Your objective
For every line in the records that has the word "comments", make a copy.

Data entries

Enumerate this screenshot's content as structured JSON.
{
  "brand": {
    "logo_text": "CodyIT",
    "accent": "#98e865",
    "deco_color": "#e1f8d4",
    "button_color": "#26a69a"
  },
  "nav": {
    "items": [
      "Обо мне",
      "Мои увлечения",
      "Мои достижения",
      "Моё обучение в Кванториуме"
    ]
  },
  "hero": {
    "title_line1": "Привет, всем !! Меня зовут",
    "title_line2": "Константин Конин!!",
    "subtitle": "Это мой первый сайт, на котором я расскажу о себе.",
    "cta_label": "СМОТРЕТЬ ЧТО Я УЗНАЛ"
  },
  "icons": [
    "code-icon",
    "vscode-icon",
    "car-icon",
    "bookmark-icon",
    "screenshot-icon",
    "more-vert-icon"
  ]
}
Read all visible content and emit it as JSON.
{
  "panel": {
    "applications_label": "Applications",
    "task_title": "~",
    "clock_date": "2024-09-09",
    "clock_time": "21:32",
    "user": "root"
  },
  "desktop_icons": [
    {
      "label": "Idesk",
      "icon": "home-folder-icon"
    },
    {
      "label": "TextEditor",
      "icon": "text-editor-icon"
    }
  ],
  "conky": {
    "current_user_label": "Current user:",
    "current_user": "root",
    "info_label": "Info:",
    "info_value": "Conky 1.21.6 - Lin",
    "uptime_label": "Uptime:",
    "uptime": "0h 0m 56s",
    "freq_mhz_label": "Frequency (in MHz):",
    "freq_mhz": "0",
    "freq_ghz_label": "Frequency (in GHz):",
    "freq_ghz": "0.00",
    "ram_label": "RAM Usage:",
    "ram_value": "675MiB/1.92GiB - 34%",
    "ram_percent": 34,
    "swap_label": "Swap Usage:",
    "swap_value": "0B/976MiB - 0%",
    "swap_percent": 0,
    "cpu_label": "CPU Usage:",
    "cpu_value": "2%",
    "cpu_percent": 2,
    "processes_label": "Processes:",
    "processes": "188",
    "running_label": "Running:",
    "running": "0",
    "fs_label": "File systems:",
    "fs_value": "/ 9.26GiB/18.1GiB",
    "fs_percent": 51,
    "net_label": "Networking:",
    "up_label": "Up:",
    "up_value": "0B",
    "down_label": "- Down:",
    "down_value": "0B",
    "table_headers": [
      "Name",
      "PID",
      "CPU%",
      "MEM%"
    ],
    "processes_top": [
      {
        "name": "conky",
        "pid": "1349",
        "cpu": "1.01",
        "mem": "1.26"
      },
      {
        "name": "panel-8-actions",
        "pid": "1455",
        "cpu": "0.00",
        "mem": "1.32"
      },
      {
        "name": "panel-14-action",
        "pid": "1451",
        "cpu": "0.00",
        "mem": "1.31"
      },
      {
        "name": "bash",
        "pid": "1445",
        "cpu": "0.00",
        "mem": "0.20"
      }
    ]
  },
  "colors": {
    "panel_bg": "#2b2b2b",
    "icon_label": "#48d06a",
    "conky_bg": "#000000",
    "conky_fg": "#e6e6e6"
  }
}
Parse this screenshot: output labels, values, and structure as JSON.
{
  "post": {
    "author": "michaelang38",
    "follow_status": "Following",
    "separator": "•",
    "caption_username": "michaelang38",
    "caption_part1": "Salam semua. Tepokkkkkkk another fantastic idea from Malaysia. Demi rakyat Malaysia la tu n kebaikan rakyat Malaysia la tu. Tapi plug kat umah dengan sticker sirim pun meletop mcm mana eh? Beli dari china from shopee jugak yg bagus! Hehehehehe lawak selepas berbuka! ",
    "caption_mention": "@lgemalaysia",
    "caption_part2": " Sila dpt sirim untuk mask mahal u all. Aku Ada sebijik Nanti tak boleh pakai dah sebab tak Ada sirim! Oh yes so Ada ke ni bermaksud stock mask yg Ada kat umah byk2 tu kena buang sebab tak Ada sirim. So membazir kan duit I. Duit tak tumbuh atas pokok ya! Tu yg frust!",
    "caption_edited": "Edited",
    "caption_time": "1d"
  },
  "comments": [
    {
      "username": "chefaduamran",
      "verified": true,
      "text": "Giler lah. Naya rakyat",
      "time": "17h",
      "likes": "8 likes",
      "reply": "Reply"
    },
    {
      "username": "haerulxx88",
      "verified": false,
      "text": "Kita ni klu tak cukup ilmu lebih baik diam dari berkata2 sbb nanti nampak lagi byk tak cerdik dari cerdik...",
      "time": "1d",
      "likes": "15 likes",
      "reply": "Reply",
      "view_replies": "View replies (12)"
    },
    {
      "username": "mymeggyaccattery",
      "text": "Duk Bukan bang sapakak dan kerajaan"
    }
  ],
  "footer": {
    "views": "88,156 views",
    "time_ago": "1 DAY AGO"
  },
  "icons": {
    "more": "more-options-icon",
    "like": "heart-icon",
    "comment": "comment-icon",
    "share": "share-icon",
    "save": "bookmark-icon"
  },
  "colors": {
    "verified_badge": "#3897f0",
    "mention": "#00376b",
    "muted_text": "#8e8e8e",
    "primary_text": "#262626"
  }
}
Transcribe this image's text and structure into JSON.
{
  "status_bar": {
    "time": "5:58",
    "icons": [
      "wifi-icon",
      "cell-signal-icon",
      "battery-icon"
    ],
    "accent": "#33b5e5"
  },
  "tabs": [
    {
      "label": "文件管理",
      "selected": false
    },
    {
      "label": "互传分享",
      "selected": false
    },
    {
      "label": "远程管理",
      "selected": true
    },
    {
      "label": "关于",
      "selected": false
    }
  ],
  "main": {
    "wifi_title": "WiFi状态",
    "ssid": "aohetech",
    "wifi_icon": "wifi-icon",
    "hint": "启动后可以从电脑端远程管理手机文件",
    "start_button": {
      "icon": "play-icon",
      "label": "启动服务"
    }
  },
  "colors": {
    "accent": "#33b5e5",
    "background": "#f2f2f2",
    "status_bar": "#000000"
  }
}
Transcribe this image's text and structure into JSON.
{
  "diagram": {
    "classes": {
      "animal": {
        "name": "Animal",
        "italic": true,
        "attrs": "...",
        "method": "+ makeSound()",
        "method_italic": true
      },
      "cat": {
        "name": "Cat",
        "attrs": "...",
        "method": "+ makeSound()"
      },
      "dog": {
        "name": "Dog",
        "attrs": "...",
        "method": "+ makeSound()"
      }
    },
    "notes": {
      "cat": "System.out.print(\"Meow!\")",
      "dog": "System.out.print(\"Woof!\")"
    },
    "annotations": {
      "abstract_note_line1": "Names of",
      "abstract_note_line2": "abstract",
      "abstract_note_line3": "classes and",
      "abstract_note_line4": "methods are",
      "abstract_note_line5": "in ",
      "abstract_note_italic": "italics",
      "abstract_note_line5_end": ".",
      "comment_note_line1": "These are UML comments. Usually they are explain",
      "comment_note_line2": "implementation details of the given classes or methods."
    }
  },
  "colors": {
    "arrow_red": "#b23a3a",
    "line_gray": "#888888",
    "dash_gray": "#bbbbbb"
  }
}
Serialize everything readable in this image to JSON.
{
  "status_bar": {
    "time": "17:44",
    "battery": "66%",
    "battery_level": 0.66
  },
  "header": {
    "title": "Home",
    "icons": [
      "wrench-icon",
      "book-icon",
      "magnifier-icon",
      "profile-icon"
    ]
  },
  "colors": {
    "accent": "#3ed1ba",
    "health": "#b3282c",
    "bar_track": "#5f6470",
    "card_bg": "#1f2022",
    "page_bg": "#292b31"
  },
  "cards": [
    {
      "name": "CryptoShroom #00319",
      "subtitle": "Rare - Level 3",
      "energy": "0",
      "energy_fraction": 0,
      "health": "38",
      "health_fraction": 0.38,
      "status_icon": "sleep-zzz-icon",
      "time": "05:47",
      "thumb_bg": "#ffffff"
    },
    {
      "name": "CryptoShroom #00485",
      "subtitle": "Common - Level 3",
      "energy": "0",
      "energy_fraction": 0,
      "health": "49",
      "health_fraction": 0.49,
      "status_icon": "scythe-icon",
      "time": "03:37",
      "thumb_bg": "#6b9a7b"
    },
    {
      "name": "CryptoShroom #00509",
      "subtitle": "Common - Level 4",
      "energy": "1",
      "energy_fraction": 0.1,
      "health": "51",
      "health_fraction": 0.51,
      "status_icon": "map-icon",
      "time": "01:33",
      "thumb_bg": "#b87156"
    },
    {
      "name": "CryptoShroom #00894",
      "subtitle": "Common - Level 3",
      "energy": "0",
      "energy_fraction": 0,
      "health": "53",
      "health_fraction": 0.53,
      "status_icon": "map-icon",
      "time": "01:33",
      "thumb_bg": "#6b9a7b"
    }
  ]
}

Exercise response
  "comments": [
      "comment_note_line1": "These are UML comments. Usually they are explain",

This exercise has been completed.